## BEGIN Given records
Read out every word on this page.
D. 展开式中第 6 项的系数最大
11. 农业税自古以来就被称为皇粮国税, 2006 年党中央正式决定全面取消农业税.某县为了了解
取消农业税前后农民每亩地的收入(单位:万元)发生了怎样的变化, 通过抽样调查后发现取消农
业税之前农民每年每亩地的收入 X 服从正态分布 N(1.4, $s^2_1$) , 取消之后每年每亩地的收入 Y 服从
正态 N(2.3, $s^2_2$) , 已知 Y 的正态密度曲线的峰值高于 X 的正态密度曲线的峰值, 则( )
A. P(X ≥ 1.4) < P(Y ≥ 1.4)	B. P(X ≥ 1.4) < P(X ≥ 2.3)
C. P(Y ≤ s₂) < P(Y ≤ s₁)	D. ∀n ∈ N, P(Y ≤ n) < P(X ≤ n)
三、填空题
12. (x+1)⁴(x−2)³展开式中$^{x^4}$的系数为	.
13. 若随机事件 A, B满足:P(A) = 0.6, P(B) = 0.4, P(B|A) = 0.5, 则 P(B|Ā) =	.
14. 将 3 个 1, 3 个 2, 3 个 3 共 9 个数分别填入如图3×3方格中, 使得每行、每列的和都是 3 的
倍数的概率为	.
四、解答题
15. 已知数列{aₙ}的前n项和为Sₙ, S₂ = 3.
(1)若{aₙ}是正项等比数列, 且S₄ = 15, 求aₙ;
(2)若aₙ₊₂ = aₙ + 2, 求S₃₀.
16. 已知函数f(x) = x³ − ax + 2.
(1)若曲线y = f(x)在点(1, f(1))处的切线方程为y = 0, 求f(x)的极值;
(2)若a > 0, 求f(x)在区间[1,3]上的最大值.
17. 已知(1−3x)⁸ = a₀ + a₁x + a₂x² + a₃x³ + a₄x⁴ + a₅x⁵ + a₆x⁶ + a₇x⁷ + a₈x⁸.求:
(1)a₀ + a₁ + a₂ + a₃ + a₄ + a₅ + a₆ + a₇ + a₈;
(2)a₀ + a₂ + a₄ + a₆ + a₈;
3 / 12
## END Given records
Directions for this task
Output the listing above without altering a single character.

Response below
Read out every word on this page.
D. 展开式中第 6 项的系数最大
11. 农业税自古以来就被称为皇粮国税, 2006 年党中央正式决定全面取消农业税.某县为了了解
取消农业税前后农民每亩地的收入(单位:万元)发生了怎样的变化, 通过抽样调查后发现取消农
业税之前农民每年每亩地的收入 X 服从正态分布 N(1.4, $s^2_1$) , 取消之后每年每亩地的收入 Y 服从
正态 N(2.3, $s^2_2$) , 已知 Y 的正态密度曲线的峰值高于 X 的正态密度曲线的峰值, 则( )
A. P(X ≥ 1.4) < P(Y ≥ 1.4)	B. P(X ≥ 1.4) < P(X ≥ 2.3)
C. P(Y ≤ s₂) < P(Y ≤ s₁)	D. ∀n ∈ N, P(Y ≤ n) < P(X ≤ n)
三、填空题
12. (x+1)⁴(x−2)³展开式中$^{x^4}$的系数为	.
13. 若随机事件 A, B满足:P(A) = 0.6, P(B) = 0.4, P(B|A) = 0.5, 则 P(B|Ā) =	.
14. 将 3 个 1, 3 个 2, 3 个 3 共 9 个数分别填入如图3×3方格中, 使得每行、每列的和都是 3 的
倍数的概率为	.
四、解答题
15. 已知数列{aₙ}的前n项和为Sₙ, S₂ = 3.
(1)若{aₙ}是正项等比数列, 且S₄ = 15, 求aₙ;
(2)若aₙ₊₂ = aₙ + 2, 求S₃₀.
16. 已知函数f(x) = x³ − ax + 2.
(1)若曲线y = f(x)在点(1, f(1))处的切线方程为y = 0, 求f(x)的极值;
(2)若a > 0, 求f(x)在区间[1,3]上的最大值.
17. 已知(1−3x)⁸ = a₀ + a₁x + a₂x² + a₃x³ + a₄x⁴ + a₅x⁵ + a₆x⁶ + a₇x⁷ + a₈x⁸.求:
(1)a₀ + a₁ + a₂ + a₃ + a₄ + a₅ + a₆ + a₇ + a₈;
(2)a₀ + a₂ + a₄ + a₆ + a₈;
3 / 12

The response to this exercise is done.